#### Exercise objective:
Reproduce all the lines exactly as they stand, apart from the pictures.
— START Entries shown —
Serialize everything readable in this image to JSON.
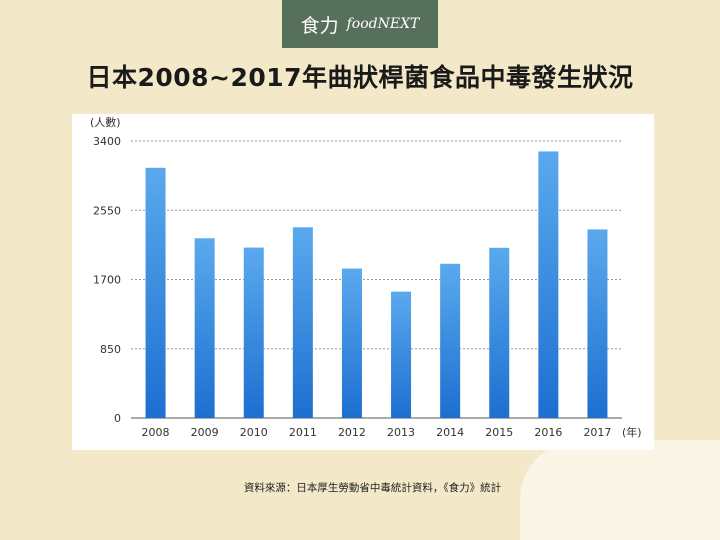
{
  "logo": {
    "cn": "食力",
    "en": "foodNEXT"
  },
  "title": "日本2008~2017年曲狀桿菌食品中毒發生狀況",
  "source": "資料來源：日本厚生勞動省中毒統計資料，《食力》統計",
  "colors": {
    "bar_top": "#5aa9ee",
    "bar_bottom": "#1d6fd0",
    "logo_bg": "#57705c",
    "background": "#f3e8c8"
  },
  "chart_data": {
    "type": "bar",
    "categories": [
      "2008",
      "2009",
      "2010",
      "2011",
      "2012",
      "2013",
      "2014",
      "2015",
      "2016",
      "2017"
    ],
    "values": [
      3071,
      2206,
      2092,
      2341,
      1834,
      1551,
      1893,
      2089,
      3272,
      2315
    ],
    "xlabel": "(年)",
    "ylabel": "(人數)",
    "ylim": [
      0,
      3400
    ],
    "yticks": [
      "0",
      "850",
      "1700",
      "2550",
      "3400"
    ],
    "grid": true
  }
}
— END Entries shown —
#### Answer for the task:
Serialize everything readable in this image to JSON.
{
  "logo": {
    "cn": "食力",
    "en": "foodNEXT"
  },
  "title": "日本2008~2017年曲狀桿菌食品中毒發生狀況",
  "source": "資料來源：日本厚生勞動省中毒統計資料，《食力》統計",
  "colors": {
    "bar_top": "#5aa9ee",
    "bar_bottom": "#1d6fd0",
    "logo_bg": "#57705c",
    "background": "#f3e8c8"
  },
  "chart_data": {
    "type": "bar",
    "categories": [
      "2008",
      "2009",
      "2010",
      "2011",
      "2012",
      "2013",
      "2014",
      "2015",
      "2016",
      "2017"
    ],
    "values": [
      3071,
      2206,
      2092,
      2341,
      1834,
      1551,
      1893,
      2089,
      3272,
      2315
    ],
    "xlabel": "(年)",
    "ylabel": "(人數)",
    "ylim": [
      0,
      3400
    ],
    "yticks": [
      "0",
      "850",
      "1700",
      "2550",
      "3400"
    ],
    "grid": true
  }
}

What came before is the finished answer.